▶ **Given request**: Copy out each line of the listing that has the word "رضوی" in it.

--- Task inputs ---

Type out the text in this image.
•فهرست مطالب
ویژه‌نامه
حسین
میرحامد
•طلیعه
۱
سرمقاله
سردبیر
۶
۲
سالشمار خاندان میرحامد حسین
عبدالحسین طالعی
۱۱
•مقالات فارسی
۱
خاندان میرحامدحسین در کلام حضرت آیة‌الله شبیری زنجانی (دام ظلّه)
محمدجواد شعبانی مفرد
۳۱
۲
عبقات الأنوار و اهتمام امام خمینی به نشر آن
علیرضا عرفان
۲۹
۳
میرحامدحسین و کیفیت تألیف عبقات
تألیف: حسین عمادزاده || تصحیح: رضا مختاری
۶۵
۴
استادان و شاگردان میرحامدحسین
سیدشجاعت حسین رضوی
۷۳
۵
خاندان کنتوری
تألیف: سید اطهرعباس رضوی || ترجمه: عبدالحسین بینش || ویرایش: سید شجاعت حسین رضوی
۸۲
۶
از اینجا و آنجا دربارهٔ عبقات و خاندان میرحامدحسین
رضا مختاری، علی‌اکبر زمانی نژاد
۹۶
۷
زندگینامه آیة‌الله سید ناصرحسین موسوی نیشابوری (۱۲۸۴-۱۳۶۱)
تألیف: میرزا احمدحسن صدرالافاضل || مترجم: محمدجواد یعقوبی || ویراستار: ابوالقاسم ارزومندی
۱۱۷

---

▶ **Task answer**:
سیدشجاعت حسین رضوی
تألیف: سید اطهرعباس رضوی || ترجمه: عبدالحسین بینش || ویرایش: سید شجاعت حسین رضوی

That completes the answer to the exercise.